◆ Texto apresentado
'''

01 JAN 2026 | ATUALIZADO 10:33
MOSSORÓ
Da redação
03/03/2017 11:03
Atualizado
13/12/2018 16:12

Prefeitura anuncia redução do número de médicos nas UPAs e desativa serviço de ortopedia no BH

Confirmação foi feita ao MOSSORÓ HOJE pelo secretário municipal de Saúde, Benjamim Bento. Ele justificou que as três Unidades de Pronto Atendimento da cidade estão passando por um processo de readequação
Arquivo/MH
Suspenso desde o dia 1º de fevereiro, o serviço de ortopedia na Unidade de Pronto Atendimento do bairro Belo Horizonte não voltará a ser oferecido à população. A confirmação foi feita ao MOSSORÓ HOJE pelo próprio secretário municipal de Saúde, Benjamim Bento. Ele revelou também que a Prefeitura irá reduzir o número de médicos que hoje atuam nas três UPAs da cidade.

O secretário justifica que as mudanças fazem parte do processo de readequação pelo qual passa as Unidades. “Todas as UPAs estão passando por uma readequação. Na estrutura do BH, o serviço de ortopedia, da forma de ambulatório, como estava sendo oferecido, não voltará, por conta do porte da Unidade, que será habilitada agora pelo Ministério da Saúde, e dentro da nova composição não abrigaria essa demanda de serviços”, afirmou.

'''

◆ Material fornecido
'''

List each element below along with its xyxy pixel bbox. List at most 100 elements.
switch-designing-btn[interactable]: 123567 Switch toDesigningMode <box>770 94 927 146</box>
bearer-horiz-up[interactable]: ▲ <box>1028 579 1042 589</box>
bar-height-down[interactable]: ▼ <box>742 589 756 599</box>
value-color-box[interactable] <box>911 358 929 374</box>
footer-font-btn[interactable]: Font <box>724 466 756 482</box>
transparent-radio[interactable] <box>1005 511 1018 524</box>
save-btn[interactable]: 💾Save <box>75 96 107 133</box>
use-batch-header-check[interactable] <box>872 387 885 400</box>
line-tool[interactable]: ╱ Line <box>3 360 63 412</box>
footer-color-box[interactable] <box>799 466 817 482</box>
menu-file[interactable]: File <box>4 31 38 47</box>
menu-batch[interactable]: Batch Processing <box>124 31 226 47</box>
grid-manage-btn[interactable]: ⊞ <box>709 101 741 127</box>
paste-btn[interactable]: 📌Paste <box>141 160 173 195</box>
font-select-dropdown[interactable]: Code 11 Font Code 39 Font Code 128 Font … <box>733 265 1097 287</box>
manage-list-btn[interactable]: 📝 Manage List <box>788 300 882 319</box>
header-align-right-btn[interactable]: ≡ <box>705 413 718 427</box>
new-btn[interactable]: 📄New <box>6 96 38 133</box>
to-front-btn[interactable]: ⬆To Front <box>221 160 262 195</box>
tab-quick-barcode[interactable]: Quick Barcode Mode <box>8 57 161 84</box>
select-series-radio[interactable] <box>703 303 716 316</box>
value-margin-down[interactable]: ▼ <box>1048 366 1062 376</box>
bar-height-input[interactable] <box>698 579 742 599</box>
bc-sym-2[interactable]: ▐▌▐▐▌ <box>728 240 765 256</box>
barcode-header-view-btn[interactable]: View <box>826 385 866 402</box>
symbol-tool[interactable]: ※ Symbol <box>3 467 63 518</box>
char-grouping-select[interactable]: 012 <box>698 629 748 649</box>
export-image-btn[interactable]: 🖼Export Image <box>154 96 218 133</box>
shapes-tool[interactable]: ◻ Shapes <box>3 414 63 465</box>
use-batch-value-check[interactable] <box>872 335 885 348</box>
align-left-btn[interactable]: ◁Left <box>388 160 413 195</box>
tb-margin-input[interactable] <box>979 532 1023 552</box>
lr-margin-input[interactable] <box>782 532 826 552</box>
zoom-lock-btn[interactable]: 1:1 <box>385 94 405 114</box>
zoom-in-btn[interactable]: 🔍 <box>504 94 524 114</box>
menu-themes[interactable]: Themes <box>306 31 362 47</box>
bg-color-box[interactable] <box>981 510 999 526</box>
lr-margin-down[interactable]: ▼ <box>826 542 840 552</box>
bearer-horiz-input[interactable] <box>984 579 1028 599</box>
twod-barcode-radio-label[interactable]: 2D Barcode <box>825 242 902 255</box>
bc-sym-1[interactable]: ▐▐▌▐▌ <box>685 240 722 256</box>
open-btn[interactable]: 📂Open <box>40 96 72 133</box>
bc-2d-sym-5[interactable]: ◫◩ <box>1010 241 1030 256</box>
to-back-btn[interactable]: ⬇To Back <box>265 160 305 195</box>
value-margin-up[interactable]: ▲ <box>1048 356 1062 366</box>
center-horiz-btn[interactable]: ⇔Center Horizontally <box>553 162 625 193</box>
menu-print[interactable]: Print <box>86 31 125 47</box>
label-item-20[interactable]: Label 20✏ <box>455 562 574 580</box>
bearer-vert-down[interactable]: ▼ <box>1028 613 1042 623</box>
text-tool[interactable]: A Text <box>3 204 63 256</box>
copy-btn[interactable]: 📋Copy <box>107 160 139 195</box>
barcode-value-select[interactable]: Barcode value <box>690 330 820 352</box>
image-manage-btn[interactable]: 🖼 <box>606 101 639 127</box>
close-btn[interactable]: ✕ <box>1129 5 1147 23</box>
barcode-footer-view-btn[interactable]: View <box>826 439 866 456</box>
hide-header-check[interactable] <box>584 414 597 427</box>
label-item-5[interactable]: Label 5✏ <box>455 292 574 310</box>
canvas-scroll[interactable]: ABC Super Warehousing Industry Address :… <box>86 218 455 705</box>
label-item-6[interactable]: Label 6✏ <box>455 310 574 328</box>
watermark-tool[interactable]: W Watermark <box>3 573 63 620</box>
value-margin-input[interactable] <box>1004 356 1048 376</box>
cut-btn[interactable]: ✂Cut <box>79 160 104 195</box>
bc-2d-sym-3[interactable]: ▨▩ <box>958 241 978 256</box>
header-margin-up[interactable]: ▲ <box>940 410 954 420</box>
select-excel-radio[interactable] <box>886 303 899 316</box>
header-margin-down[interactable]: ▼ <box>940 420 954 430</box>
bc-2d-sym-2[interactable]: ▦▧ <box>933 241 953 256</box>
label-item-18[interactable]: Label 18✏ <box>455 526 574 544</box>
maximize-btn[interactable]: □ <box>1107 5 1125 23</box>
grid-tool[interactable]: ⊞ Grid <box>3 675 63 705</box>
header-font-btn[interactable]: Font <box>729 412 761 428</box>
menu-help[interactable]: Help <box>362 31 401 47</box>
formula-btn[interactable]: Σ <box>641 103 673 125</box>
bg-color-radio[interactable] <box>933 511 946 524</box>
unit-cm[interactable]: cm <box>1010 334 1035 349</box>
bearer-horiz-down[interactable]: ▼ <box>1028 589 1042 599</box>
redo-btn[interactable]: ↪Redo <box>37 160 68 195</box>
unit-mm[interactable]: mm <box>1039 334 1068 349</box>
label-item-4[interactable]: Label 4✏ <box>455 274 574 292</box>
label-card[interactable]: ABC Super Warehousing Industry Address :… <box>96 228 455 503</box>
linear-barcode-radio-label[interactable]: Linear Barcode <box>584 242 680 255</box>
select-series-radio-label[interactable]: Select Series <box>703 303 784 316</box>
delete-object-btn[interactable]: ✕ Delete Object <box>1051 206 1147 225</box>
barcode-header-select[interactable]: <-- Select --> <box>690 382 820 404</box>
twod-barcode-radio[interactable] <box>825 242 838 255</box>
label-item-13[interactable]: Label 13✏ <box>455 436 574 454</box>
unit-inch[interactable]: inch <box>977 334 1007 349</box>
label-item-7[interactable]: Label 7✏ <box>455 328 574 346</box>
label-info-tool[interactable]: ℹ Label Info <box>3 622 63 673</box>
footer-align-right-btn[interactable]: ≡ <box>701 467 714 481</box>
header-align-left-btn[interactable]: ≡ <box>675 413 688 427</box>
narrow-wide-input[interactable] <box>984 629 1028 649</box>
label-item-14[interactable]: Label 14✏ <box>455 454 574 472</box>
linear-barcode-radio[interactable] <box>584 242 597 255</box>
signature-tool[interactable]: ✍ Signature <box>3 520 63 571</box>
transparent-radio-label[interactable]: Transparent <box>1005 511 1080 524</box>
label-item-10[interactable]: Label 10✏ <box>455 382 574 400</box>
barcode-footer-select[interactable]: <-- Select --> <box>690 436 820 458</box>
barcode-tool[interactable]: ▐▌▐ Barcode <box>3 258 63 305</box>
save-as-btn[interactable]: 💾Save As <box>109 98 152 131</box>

'''

◆ Enunciado A
De acordo com a notícia sobre as UPAs de Mossoró, desde que dia está suspenso o serviço de ortopedia na UPA do bairro Belo Horizonte?
◆ Enunciado B
Continue a notícia sobre as UPAs de Mossoró a partir da última frase apresentada.

◆ Resposta A
Desde 1º de fevereiro.

◆ Resposta B
“Estamos fazendo a composição com o PAM do Bom Jardim, não é transferência, porque os serviços são totalmente diferenciados”, acrescentou Benjamim Bento, justificando que o atendimento ambulatorial continua oferecido no Hospital Regional Tarcísio Maia (HRTM). “São, diariamente, 24h por dia, dois ortopedistas de plantão, com cobertura de raio-x, tomografia, até cirurgias, havendo necessidade imediata”, disse.

No entanto, a suspensão do atendimento na UPA do Belo Horizonte, que recebia pacientes de baixa e média complexidade, já está causando um aumento na demanda do Hospital, conforme relatou recentemente ao MOSSORÓ HOJE o diretor da unidade, Jarbas Mariano. Leia AQUI.

Sobre a redução do número de médicos, Benjamim informou que cada UPA deverá funcionar com dois ou no máximo três profissionais. Hoje esse número chega a quatro em horários de maior procura. “Isso já é de imediato”, concluiu o secretário de Saúde.